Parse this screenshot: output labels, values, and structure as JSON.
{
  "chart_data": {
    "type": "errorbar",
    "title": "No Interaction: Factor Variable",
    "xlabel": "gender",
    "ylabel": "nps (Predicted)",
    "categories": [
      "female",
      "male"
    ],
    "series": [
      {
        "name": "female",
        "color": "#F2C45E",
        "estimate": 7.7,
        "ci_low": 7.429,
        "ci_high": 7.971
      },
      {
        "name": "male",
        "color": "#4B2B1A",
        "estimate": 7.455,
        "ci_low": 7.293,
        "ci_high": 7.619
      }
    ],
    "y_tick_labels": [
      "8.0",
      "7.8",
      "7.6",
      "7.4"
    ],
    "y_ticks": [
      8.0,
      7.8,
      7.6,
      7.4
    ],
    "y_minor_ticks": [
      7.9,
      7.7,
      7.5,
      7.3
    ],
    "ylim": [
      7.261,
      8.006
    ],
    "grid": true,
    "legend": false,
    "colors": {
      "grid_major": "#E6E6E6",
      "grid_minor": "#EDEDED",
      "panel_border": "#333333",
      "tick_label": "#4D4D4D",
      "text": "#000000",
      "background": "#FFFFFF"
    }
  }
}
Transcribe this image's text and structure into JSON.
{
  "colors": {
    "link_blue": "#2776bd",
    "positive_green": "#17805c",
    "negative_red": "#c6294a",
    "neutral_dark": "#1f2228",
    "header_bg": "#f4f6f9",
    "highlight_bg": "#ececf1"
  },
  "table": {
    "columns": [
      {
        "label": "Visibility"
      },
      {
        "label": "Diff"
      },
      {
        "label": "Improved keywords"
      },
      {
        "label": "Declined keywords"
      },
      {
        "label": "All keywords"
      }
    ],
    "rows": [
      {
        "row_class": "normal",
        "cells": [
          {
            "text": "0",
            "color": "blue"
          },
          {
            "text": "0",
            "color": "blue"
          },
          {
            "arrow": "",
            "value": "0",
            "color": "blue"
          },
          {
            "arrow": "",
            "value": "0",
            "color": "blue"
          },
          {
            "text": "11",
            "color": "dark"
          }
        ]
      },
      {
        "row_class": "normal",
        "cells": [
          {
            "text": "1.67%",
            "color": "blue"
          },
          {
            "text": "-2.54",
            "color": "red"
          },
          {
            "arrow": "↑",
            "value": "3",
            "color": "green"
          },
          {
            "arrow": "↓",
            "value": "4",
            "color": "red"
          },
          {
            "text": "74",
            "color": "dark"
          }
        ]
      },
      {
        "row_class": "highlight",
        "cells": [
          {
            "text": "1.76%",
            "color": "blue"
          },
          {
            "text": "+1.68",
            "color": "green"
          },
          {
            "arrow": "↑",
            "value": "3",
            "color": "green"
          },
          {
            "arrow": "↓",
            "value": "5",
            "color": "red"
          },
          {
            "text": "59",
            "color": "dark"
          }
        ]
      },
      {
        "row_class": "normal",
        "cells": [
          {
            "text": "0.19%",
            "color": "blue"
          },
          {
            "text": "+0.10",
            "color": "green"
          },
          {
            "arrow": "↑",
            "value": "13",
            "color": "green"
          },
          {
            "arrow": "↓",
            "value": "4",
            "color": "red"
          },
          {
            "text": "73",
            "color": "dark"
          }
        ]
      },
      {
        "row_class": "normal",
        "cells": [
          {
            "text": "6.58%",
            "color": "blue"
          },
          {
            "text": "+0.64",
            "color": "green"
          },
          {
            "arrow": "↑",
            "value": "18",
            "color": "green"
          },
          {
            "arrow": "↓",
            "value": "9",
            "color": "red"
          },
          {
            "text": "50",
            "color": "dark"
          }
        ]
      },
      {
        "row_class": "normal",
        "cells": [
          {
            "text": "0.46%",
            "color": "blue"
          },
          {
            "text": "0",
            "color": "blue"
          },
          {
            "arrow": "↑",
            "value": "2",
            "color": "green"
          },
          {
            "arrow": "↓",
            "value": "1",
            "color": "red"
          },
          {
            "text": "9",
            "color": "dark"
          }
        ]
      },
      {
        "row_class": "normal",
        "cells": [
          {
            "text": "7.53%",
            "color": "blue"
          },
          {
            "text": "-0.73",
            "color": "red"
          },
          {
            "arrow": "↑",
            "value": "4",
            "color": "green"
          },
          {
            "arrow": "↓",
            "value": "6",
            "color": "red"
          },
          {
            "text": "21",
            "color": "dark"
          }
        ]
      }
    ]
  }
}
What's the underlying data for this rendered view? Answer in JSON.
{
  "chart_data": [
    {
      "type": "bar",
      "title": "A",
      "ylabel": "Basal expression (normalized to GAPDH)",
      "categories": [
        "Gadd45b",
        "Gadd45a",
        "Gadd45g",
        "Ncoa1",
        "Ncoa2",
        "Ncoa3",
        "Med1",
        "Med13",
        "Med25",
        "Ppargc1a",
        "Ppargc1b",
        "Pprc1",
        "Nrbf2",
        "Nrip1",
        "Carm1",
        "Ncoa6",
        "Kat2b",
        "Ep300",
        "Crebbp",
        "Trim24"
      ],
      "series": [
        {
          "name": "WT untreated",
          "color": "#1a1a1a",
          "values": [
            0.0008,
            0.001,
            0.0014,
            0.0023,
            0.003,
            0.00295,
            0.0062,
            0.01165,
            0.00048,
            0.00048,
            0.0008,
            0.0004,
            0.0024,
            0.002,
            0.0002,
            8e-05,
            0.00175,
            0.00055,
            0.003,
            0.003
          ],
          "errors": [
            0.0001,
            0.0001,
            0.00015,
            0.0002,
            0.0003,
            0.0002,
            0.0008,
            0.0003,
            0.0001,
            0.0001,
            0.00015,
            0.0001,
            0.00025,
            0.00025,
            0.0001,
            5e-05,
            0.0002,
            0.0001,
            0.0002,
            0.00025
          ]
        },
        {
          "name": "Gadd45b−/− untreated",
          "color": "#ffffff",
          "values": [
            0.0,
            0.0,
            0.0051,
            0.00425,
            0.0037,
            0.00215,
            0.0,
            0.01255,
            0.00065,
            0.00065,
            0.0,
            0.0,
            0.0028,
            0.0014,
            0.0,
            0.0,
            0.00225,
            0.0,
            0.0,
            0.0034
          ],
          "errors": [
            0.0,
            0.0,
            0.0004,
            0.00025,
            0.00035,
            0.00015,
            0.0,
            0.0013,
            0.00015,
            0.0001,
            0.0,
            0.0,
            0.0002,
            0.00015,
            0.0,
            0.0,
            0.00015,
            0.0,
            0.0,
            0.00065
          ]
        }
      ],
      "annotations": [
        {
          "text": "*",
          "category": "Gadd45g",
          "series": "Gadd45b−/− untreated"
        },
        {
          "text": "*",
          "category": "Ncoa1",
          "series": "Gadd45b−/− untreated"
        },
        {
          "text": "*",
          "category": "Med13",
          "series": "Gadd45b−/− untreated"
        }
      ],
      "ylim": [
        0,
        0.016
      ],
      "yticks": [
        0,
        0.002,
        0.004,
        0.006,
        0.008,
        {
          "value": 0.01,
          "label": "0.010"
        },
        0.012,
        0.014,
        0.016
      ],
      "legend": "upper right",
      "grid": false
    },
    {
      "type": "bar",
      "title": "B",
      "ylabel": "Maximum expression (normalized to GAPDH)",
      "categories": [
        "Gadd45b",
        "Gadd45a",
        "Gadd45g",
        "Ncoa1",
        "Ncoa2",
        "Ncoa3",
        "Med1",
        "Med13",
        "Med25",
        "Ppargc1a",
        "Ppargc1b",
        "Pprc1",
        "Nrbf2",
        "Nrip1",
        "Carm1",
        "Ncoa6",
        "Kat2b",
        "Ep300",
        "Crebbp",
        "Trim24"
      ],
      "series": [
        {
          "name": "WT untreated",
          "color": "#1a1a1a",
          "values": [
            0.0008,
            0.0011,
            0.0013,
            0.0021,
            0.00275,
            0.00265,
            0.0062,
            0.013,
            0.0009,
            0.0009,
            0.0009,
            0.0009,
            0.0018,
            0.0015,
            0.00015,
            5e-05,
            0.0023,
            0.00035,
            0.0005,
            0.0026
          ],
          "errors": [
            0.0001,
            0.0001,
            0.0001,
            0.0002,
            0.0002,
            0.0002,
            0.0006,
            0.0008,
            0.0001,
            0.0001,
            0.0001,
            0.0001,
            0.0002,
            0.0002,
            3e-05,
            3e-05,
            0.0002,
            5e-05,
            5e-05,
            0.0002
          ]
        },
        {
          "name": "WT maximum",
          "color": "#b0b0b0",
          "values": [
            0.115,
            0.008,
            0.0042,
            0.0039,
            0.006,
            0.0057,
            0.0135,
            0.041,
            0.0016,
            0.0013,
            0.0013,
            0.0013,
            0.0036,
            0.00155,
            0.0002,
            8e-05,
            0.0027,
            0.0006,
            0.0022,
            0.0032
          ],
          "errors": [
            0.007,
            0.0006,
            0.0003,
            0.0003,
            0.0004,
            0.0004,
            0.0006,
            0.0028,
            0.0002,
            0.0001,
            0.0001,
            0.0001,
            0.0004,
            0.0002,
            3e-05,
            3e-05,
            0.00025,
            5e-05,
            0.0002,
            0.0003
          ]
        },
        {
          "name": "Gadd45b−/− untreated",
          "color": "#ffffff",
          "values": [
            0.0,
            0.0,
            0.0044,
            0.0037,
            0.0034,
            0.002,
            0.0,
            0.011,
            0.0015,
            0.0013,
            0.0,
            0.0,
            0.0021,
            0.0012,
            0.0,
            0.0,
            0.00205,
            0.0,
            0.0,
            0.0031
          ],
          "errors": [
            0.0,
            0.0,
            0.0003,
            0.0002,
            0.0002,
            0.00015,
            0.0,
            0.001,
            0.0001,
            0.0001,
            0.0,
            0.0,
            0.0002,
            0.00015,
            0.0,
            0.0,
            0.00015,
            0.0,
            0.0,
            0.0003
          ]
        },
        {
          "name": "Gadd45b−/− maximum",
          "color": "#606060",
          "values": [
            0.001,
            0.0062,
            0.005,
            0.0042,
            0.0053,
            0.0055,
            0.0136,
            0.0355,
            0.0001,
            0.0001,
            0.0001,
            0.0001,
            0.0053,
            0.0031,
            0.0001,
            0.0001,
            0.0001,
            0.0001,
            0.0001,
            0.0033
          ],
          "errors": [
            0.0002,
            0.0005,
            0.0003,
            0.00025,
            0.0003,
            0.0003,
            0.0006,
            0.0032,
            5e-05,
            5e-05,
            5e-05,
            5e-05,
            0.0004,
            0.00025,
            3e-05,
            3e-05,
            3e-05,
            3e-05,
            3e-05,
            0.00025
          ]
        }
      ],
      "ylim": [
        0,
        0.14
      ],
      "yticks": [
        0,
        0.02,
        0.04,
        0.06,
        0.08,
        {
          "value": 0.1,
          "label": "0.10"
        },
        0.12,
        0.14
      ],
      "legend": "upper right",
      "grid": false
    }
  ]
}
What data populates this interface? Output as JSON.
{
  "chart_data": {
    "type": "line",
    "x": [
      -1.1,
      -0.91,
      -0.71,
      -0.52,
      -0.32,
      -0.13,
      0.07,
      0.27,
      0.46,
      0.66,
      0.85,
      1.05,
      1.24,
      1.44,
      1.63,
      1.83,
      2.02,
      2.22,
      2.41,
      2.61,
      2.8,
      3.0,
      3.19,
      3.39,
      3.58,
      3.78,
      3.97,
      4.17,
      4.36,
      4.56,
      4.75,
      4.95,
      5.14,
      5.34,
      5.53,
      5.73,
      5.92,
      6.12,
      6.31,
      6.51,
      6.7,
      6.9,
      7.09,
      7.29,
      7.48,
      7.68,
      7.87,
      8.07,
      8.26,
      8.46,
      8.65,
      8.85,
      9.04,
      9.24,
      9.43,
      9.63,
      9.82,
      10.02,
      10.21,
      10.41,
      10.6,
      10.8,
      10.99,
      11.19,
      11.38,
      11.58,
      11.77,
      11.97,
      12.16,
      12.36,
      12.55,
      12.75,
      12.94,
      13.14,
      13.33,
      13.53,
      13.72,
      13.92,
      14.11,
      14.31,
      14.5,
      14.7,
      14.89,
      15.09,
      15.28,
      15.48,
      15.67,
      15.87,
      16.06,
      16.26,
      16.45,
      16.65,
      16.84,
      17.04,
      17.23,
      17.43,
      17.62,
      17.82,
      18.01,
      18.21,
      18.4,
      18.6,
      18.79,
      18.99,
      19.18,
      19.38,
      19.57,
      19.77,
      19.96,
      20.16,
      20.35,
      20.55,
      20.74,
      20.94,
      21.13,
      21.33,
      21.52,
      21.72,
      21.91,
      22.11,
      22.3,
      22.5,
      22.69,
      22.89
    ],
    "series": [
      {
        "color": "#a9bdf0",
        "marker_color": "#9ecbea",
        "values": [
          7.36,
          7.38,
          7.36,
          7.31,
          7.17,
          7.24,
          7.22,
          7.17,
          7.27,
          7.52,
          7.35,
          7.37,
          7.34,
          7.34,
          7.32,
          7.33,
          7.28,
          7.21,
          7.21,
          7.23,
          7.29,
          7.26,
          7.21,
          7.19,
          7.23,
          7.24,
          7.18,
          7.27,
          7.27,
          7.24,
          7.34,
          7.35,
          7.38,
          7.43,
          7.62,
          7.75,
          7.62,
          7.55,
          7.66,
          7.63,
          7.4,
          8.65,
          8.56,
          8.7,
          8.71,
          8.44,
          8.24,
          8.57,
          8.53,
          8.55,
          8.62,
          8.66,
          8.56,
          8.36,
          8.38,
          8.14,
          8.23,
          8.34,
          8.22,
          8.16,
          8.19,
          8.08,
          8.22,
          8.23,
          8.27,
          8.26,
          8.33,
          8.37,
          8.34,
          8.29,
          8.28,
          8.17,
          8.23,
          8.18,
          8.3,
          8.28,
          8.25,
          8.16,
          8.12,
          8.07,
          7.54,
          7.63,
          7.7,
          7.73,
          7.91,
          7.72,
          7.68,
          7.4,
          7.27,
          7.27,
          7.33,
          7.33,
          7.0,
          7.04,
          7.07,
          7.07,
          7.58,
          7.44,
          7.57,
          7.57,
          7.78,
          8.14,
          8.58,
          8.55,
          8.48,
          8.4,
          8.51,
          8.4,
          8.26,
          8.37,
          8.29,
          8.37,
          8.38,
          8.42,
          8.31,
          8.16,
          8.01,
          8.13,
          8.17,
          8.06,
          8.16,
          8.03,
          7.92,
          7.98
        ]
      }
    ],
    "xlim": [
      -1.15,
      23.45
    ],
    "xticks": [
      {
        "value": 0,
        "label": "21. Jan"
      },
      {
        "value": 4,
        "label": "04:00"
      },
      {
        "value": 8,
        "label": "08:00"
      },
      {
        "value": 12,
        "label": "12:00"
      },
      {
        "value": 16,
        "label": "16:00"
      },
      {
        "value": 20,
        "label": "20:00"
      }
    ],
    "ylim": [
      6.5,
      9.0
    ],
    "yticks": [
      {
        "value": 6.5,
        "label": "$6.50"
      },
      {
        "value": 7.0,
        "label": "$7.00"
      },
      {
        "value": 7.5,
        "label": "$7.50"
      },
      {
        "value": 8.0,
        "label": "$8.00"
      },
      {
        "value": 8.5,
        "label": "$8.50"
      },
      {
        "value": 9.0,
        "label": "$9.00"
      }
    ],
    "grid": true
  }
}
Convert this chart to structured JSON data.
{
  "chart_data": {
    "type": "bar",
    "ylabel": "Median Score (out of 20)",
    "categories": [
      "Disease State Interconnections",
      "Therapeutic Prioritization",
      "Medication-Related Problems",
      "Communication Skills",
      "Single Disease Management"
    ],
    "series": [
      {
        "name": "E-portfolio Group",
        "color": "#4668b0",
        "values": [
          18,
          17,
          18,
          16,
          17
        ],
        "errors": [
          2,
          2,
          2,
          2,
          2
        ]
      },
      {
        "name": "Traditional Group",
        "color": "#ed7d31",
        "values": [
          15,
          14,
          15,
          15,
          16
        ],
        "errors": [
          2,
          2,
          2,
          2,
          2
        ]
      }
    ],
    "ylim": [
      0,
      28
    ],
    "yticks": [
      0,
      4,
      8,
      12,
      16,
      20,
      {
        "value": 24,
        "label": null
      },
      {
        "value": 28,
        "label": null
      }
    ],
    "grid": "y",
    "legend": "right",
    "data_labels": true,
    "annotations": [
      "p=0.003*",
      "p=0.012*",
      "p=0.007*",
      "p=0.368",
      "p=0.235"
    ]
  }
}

══════════

Written exercise: From the listing above, pick out every line containing "category".

Output for this task:
          "category": "Gadd45g",
          "category": "Ncoa1",
          "category": "Med13",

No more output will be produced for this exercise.